# Tarefa proposta A
Indique, sem repetições, todas as quantidades expressas em milhões que aparecem no texto sobre refugiados.
# Tarefa proposta B
Retome o texto sobre refugiados a partir do ponto em que ele termina.

# Excerto fornecido
“Um refugiado não tem nada”

quinta-feira, junho 26, 2014

A integração de alguém que é forçado a deslocar-se e procurar asilo num país estranho ou longínquo “não se faz meramente com o reconhecimento do estatuto de refugiado”. Face às “situações de desespero e carência”, que afectam hoje mais de 50 milhões de migrantes forçados em todo o mundo, “os países têm de criar estruturas” para além dos subsídios e apoios, defendeu, numa conferência que assinalou em Lisboa o Dia Mundial do Refugiado, o Senior Policy Officer do ACNUR em Roma

POR GABRIELA COSTA

urgente

Pela primeira vez após a Segunda Guerra Mundial, o número de refugiados, requerentes de asilo e deslocados internos em todo o mundo ultrapassou 50 milhões de pessoas. Os dados, revelados pela Organização das Nações Unidas no Dia Mundial do Refugiado – assinalado no passado dia 20 de Junho – ditam um aumento de seis milhões de deslocações forçadas, entre os 45,2 milhões de cidadãos registados como migrantes forçados em 2012 e os 51,2 milhões registados no final de 2013.

# Material fornecido
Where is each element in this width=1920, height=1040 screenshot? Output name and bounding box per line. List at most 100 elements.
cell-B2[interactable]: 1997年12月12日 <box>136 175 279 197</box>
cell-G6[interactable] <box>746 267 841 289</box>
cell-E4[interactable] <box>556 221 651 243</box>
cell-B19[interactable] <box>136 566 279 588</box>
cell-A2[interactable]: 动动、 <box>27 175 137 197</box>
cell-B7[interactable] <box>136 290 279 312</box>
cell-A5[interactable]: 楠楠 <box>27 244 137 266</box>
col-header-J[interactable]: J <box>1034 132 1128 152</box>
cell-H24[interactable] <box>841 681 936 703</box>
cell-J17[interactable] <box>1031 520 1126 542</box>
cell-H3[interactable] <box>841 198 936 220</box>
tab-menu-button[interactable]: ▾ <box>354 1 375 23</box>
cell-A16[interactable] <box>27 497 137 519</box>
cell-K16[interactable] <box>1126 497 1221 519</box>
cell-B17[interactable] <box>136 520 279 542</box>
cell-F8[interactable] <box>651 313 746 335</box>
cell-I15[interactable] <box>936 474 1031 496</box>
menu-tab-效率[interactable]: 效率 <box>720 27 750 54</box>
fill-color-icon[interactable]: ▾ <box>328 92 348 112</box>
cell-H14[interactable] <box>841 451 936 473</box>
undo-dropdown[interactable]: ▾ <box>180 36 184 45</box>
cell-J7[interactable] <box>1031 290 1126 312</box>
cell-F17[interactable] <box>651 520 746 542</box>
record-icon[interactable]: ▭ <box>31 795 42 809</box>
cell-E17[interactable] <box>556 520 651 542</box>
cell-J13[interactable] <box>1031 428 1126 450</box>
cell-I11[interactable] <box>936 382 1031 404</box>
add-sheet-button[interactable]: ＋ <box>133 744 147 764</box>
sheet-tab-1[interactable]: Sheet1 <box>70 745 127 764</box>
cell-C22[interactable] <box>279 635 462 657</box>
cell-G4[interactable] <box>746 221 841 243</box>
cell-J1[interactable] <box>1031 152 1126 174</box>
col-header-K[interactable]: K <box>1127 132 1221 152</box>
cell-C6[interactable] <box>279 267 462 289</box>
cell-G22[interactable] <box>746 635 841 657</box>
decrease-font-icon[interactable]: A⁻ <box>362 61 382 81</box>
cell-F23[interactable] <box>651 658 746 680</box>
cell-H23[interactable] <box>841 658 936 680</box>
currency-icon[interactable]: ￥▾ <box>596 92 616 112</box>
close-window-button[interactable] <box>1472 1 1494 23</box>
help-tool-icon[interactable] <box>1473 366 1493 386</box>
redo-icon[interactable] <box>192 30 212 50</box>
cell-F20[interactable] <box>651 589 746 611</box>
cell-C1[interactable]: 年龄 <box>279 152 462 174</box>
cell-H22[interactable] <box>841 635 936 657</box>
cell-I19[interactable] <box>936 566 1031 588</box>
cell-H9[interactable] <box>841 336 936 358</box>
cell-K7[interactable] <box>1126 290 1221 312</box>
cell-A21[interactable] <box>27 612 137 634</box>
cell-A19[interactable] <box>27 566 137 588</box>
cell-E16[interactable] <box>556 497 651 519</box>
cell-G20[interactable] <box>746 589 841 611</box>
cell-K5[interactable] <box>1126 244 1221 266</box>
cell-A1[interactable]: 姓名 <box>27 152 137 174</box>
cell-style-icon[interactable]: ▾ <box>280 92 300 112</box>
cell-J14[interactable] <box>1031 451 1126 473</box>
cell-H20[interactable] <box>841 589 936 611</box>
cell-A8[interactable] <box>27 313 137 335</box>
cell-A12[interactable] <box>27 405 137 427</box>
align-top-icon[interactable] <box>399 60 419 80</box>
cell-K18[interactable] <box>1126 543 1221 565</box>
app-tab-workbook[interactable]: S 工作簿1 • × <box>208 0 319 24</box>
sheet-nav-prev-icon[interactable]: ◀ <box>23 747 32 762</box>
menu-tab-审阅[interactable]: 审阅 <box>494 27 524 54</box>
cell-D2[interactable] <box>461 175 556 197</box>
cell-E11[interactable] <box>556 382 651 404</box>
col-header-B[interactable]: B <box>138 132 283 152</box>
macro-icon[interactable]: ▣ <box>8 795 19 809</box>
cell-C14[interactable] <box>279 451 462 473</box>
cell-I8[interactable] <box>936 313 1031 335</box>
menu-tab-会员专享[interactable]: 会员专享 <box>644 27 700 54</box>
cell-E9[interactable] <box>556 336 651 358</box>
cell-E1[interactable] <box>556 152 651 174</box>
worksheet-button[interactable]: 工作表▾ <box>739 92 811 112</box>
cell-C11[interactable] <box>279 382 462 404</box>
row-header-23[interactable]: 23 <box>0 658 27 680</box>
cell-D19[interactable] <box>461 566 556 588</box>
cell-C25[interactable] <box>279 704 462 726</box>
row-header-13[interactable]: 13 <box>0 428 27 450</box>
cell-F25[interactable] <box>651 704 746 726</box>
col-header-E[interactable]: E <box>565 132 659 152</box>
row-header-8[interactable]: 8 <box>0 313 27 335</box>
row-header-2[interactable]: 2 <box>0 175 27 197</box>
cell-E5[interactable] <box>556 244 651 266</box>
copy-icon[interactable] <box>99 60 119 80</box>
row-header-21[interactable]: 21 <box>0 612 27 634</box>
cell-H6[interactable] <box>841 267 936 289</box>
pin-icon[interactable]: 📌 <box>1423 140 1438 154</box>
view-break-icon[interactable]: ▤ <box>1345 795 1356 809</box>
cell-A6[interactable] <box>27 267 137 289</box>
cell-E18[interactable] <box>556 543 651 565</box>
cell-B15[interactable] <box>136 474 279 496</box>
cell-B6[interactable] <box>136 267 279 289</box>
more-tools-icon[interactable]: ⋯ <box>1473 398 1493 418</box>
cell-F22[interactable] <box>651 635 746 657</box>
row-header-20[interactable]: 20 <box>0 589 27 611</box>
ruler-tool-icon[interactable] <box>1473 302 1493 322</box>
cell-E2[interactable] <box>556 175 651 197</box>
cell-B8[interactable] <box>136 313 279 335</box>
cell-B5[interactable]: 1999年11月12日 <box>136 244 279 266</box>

# Resposta do exercício A
50 milhões, seis milhões, 45,2 milhões e 51,2 milhões.

# Resposta do exercício B
Hoje, e no total, existem no planeta 16,7 milhões de refugiados e 33,3 milhões de deslocados. Só no ano passado, 1,1 milhão de pessoas apresentaram pedidos de asilo, incluindo 25 300 crianças menores, sem acompanhamento, que apresentaram pedidos de asilo e alojamento em mais de 77 países, conclui o Relatório Anual “O Custo Humano da Guerra: Tendências Mundiais” do Alto Comissariado das Nações Unidas para os Refugiados  (ACNUR).

Reconhecendo que “estamos a enfrentar um enorme aumento do fenómeno da migração forçada em todo mundo”, António Guterres explicou que actualmente esta é maioritariamente provocada pela crise desde a Síria até ao Sul do Sudão. Ao contrário da ideia que se tem no Ocidente, “86% dos refugiados vivem em países em desenvolvimento”, e não nos desenvolvidos, sublinhou ainda o Alto Comissário das Nações Unidas para os Refugiados.

Em Portugal, e de acordo com o Conselho Português para os Refugiados (CPR), cerca de 500 pessoas por ano procuram protecção, um número bastante inferior à média europeia (860 pedidos por milhão de habitantes na UE-28, em 2013).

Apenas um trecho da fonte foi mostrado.